### Work to complete
Show every line in the entries below where the word "ylabel" appears.

-- begin Material shown --

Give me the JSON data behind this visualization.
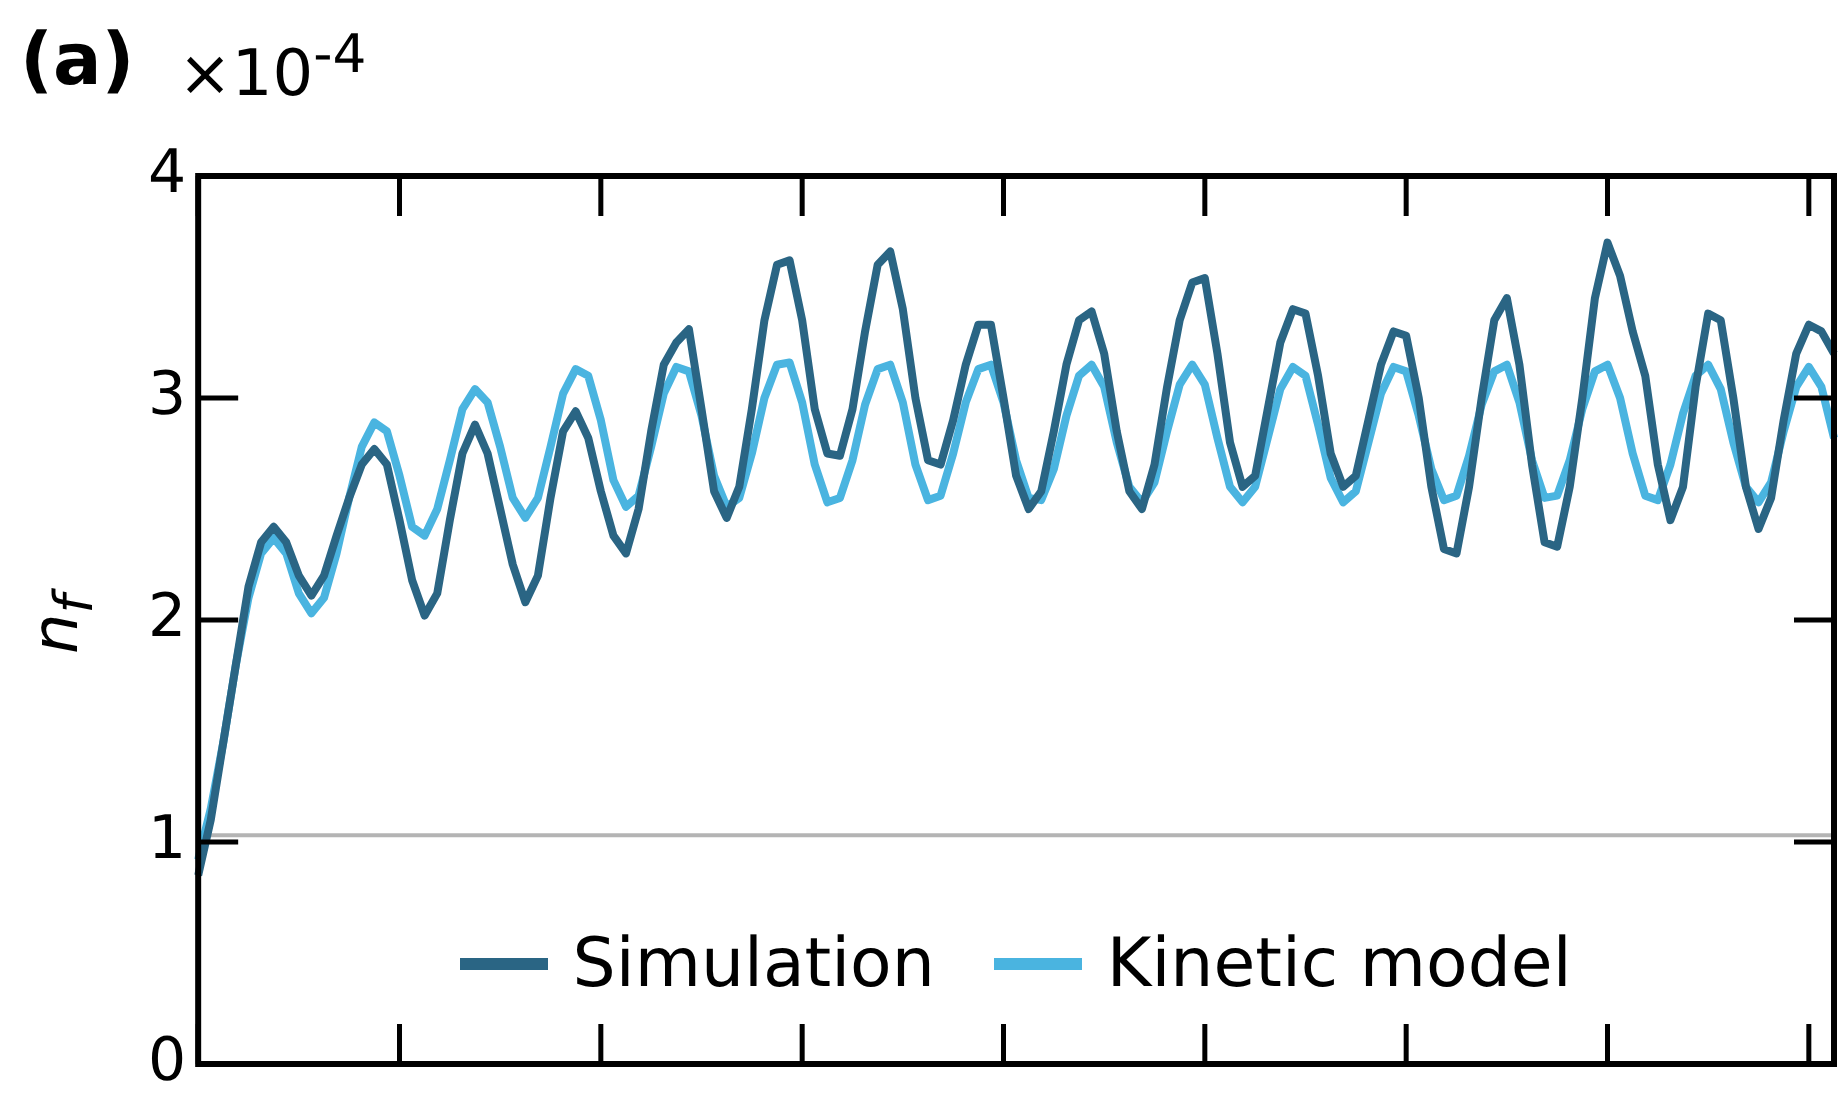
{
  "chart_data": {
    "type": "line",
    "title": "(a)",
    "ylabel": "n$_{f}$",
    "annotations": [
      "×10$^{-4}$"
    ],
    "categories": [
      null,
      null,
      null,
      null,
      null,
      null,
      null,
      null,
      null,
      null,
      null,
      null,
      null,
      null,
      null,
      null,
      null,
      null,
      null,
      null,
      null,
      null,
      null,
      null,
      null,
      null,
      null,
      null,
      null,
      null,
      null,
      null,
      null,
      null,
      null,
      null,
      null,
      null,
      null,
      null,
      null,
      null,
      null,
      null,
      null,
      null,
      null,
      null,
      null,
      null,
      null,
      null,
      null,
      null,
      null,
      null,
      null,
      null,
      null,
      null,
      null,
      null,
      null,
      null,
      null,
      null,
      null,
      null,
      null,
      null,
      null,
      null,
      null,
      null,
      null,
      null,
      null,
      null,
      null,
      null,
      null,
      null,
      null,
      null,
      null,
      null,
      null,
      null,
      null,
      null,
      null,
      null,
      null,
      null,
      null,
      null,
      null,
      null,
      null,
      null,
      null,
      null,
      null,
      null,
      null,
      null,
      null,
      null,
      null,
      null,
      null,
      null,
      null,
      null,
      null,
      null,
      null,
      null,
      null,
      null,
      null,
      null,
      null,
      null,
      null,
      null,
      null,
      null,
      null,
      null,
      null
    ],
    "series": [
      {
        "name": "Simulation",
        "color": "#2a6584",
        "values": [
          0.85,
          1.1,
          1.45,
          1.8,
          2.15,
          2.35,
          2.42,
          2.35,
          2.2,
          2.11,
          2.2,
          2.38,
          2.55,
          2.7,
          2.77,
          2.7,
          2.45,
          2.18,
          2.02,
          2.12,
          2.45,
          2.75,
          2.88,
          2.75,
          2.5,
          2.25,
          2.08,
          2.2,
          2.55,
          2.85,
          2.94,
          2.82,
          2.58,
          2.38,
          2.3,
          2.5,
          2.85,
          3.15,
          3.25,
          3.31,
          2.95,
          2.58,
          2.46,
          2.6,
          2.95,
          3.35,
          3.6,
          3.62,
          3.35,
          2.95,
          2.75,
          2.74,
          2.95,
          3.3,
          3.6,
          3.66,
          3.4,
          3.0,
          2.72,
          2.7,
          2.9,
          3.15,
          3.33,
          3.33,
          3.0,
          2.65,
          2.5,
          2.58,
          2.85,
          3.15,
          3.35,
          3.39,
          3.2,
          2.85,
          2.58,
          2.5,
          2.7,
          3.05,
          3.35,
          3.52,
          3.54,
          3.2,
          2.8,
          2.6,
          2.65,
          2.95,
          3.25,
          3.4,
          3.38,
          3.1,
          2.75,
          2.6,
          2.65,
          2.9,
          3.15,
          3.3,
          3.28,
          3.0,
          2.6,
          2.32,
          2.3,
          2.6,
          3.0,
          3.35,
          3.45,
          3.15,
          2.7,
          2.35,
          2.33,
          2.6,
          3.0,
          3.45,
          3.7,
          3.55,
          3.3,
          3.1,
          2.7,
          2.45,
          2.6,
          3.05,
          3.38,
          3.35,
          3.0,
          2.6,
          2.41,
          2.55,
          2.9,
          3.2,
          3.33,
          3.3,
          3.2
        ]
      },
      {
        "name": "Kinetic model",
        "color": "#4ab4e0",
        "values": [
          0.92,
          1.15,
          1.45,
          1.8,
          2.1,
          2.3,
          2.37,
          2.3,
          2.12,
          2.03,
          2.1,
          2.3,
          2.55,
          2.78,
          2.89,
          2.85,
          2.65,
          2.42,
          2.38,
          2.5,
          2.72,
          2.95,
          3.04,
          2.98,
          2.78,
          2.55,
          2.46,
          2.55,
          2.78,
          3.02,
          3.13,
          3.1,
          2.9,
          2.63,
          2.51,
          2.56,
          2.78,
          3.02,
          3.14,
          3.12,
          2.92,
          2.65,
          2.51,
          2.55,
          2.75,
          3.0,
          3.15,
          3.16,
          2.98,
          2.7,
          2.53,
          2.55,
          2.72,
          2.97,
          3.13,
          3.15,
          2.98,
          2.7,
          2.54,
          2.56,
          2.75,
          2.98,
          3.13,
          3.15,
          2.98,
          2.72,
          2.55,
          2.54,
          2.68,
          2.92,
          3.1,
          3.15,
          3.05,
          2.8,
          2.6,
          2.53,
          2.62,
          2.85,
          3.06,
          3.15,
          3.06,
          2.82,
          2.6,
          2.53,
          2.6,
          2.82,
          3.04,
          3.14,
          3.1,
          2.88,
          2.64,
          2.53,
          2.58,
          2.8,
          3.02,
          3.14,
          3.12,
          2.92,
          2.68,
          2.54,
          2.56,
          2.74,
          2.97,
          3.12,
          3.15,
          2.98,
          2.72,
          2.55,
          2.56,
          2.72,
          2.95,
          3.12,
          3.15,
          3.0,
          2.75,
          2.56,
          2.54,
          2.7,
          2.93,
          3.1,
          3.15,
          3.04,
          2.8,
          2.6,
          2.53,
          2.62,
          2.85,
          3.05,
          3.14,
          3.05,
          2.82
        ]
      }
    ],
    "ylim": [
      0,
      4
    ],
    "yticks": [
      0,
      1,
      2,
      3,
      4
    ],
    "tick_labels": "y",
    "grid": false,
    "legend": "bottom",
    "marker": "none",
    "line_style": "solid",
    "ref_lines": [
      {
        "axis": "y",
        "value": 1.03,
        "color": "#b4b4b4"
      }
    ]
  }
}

-- end Material shown --
-- begin Material shown --

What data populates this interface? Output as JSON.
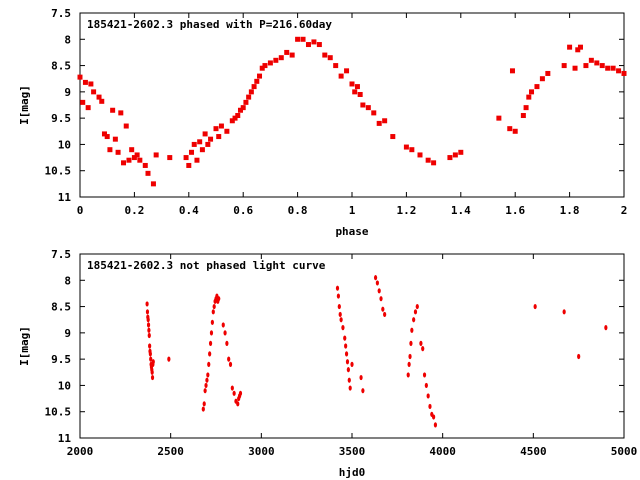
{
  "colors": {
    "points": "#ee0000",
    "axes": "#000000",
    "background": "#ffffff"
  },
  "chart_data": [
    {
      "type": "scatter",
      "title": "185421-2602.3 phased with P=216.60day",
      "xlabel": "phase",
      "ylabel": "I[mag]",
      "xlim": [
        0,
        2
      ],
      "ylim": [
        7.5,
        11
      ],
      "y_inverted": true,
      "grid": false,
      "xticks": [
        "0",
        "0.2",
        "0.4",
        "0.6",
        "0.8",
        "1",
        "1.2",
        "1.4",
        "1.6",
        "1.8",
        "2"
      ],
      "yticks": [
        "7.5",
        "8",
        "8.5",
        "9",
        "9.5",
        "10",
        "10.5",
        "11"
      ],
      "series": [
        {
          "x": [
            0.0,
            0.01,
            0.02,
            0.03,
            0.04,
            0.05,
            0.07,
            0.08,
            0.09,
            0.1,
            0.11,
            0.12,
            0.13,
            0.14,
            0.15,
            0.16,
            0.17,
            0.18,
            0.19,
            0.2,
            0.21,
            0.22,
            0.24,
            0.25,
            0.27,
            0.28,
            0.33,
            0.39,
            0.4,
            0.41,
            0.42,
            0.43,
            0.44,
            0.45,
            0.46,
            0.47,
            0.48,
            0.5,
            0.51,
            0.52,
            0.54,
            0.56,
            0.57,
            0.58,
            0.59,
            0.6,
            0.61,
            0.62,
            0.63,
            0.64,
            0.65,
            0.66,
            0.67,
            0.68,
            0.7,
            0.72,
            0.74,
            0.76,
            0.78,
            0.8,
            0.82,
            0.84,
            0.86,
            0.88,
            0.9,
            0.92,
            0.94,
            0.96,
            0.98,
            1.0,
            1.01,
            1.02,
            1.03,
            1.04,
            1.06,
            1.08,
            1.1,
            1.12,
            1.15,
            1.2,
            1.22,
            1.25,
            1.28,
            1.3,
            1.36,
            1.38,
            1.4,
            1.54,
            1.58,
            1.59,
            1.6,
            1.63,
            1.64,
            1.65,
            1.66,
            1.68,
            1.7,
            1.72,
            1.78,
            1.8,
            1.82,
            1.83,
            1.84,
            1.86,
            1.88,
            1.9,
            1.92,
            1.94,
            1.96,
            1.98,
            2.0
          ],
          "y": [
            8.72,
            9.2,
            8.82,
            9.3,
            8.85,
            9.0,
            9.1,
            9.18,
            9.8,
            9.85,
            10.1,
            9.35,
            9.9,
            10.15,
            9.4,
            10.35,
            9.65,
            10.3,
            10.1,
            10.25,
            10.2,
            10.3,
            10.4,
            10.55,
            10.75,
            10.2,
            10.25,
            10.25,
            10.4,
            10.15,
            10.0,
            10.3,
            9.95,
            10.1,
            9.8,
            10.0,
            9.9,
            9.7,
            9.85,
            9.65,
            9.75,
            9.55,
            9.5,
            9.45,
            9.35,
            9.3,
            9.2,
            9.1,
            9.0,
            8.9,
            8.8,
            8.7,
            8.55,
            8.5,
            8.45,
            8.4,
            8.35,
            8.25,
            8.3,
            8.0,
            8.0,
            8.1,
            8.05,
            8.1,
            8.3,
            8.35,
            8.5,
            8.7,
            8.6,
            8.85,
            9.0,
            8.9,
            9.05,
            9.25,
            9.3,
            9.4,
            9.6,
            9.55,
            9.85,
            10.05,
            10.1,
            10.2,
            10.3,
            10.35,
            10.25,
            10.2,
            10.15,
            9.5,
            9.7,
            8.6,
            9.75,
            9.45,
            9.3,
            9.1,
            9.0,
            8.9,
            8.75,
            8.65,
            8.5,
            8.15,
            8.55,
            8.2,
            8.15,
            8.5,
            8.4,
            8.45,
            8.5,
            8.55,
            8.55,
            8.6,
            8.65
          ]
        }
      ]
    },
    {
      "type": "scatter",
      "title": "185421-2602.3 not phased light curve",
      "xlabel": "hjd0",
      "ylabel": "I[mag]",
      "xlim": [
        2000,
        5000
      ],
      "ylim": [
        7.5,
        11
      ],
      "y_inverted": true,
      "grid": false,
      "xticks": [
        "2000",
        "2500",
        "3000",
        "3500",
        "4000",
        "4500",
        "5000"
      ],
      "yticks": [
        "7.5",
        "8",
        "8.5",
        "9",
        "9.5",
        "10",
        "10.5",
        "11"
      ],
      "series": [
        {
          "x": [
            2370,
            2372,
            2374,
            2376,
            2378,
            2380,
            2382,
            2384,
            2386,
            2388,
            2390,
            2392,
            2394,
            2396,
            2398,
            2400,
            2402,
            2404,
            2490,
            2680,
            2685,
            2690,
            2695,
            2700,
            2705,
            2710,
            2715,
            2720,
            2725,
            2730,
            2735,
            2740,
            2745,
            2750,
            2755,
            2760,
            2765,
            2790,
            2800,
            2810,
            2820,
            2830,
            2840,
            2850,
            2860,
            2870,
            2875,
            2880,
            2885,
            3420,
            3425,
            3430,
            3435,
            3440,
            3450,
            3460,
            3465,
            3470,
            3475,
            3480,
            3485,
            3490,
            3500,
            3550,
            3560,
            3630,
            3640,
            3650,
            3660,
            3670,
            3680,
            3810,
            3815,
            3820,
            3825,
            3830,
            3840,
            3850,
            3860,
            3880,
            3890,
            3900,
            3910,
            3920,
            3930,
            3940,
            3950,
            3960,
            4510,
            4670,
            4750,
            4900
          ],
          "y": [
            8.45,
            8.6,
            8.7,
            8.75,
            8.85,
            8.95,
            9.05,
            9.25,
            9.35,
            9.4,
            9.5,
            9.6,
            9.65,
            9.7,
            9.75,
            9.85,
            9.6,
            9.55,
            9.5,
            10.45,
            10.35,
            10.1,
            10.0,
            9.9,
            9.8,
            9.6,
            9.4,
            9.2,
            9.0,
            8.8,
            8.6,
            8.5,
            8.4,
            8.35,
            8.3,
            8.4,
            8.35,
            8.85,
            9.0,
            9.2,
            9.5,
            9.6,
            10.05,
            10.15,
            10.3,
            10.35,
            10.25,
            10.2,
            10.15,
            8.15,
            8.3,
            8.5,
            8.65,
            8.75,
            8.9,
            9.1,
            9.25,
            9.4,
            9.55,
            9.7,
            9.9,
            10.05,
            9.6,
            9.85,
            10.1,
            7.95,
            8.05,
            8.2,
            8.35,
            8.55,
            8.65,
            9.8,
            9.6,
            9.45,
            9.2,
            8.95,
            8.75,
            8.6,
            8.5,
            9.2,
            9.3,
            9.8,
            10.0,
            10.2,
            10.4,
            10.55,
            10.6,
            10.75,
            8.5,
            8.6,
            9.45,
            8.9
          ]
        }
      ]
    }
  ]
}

-- end Material shown --
-- begin Material shown --

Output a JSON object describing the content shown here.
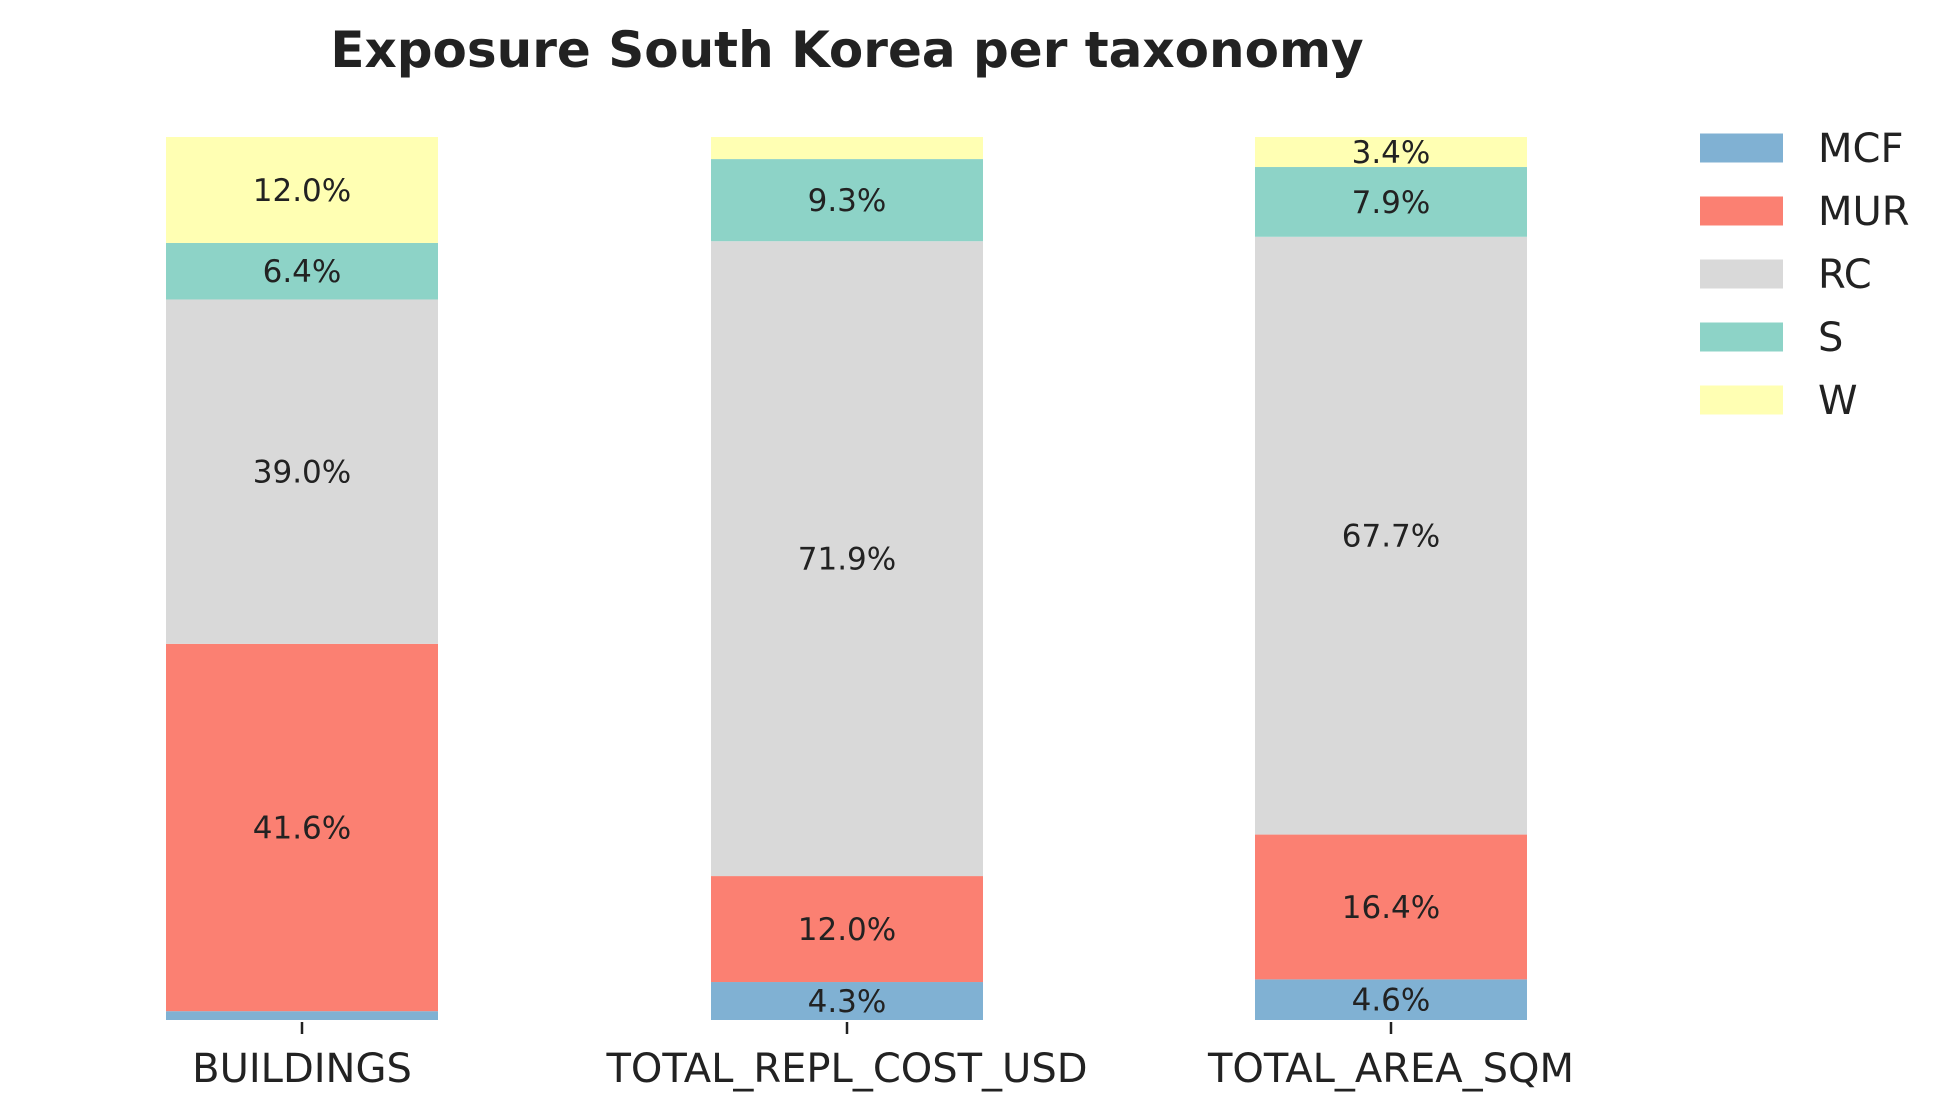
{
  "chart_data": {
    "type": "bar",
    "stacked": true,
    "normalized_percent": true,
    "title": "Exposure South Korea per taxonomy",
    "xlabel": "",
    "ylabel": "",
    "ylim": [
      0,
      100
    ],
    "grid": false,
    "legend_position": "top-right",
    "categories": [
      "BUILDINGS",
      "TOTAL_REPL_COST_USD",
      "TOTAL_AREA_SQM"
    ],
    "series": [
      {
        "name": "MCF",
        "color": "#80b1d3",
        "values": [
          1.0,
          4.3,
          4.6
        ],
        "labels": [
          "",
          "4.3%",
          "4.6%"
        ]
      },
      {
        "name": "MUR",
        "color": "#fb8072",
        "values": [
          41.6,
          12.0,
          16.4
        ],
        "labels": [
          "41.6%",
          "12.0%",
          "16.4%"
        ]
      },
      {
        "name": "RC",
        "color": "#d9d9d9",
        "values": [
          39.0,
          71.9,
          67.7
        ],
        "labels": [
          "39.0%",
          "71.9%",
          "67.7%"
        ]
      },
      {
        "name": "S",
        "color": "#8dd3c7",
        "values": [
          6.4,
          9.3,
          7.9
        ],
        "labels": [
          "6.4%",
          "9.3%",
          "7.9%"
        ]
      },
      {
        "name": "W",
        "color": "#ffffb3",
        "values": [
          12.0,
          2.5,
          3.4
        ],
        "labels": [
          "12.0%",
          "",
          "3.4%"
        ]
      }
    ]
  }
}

-- end Material shown --

### Exercise response
    "ylabel": "n$_{f}$",
      "ylabel": "I[mag]",
      "ylabel": "I[mag]",
    "ylabel": "",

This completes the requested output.